[Entries from a dataset]

━━━━━━━━━━━━━━━━━━━━

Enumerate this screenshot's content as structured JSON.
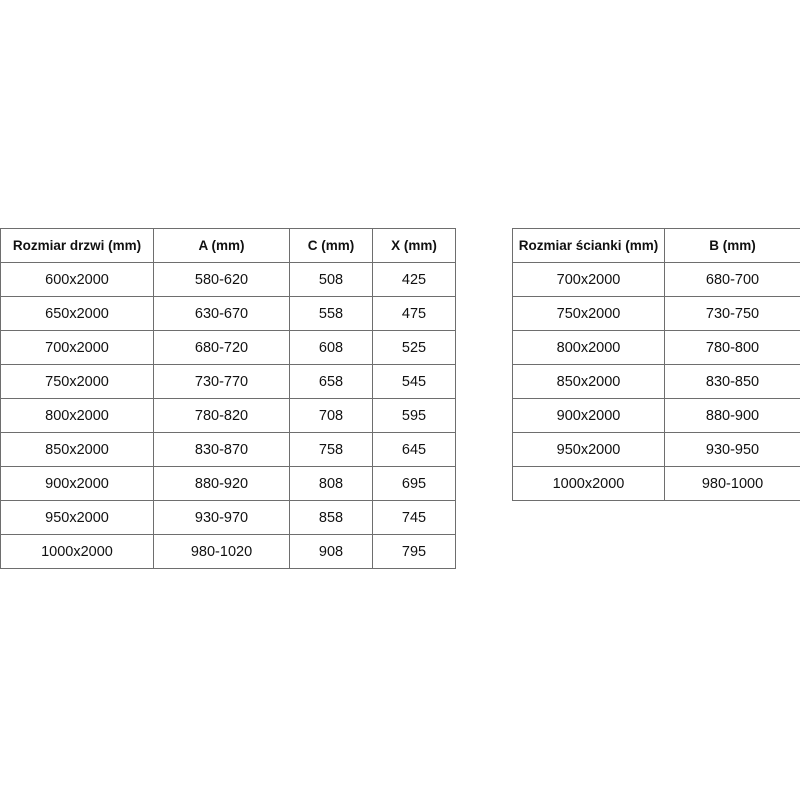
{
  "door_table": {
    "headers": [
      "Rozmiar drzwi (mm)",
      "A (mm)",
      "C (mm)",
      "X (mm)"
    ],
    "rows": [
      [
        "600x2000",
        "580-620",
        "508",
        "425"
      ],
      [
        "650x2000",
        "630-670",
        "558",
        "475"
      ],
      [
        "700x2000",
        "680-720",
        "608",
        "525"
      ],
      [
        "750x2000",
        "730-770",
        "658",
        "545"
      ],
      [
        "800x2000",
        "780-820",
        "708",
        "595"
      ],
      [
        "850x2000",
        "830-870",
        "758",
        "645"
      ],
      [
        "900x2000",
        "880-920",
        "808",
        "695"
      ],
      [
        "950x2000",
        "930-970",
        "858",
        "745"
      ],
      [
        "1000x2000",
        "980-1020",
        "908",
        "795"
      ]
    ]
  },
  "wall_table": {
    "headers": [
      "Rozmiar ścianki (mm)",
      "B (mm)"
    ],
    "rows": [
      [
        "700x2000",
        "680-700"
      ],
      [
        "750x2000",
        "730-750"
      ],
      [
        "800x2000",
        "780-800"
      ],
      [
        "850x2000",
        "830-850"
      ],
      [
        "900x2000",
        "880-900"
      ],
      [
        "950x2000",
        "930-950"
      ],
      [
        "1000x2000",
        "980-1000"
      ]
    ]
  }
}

━━━━━━━━━━━━━━━━━━━━

Written problem:
Your answer should be a single number: the count of lines in the material above that contain "Rozmiar".

The solution:
2